::: Input material
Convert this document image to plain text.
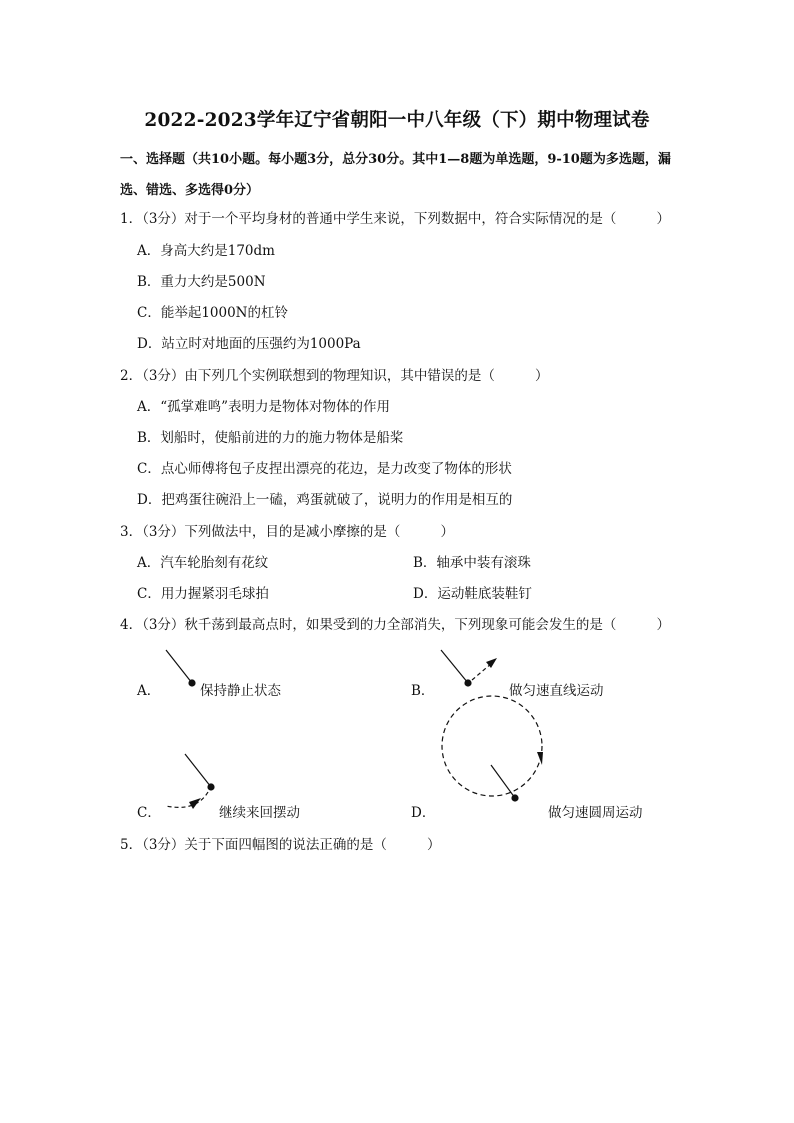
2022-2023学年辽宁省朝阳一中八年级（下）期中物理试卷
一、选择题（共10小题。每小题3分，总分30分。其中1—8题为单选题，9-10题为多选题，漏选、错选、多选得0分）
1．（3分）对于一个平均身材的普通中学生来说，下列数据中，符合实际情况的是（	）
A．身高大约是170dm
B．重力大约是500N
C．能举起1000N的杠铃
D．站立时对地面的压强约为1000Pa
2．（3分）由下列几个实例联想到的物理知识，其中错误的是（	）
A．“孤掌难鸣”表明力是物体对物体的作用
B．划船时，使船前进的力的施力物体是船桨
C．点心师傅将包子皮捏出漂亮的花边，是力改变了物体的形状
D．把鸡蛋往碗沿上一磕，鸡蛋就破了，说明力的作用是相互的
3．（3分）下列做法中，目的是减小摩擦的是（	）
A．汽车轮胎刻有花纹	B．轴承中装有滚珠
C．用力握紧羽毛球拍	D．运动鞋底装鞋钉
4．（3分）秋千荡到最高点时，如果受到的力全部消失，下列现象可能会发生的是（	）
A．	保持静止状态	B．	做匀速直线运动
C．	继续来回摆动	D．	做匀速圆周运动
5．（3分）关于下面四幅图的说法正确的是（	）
::::::
What is expected -
Leave the images out, please, and restate each line word for word.

Answer in full -
Convert this document image to plain text.
2022-2023学年辽宁省朝阳一中八年级（下）期中物理试卷
一、选择题（共10小题。每小题3分，总分30分。其中1—8题为单选题，9-10题为多选题，漏选、错选、多选得0分）
1．（3分）对于一个平均身材的普通中学生来说，下列数据中，符合实际情况的是（	）
A．身高大约是170dm
B．重力大约是500N
C．能举起1000N的杠铃
D．站立时对地面的压强约为1000Pa
2．（3分）由下列几个实例联想到的物理知识，其中错误的是（	）
A．“孤掌难鸣”表明力是物体对物体的作用
B．划船时，使船前进的力的施力物体是船桨
C．点心师傅将包子皮捏出漂亮的花边，是力改变了物体的形状
D．把鸡蛋往碗沿上一磕，鸡蛋就破了，说明力的作用是相互的
3．（3分）下列做法中，目的是减小摩擦的是（	）
A．汽车轮胎刻有花纹	B．轴承中装有滚珠
C．用力握紧羽毛球拍	D．运动鞋底装鞋钉
4．（3分）秋千荡到最高点时，如果受到的力全部消失，下列现象可能会发生的是（	）
A．	保持静止状态	B．	做匀速直线运动
C．	继续来回摆动	D．	做匀速圆周运动
5．（3分）关于下面四幅图的说法正确的是（	）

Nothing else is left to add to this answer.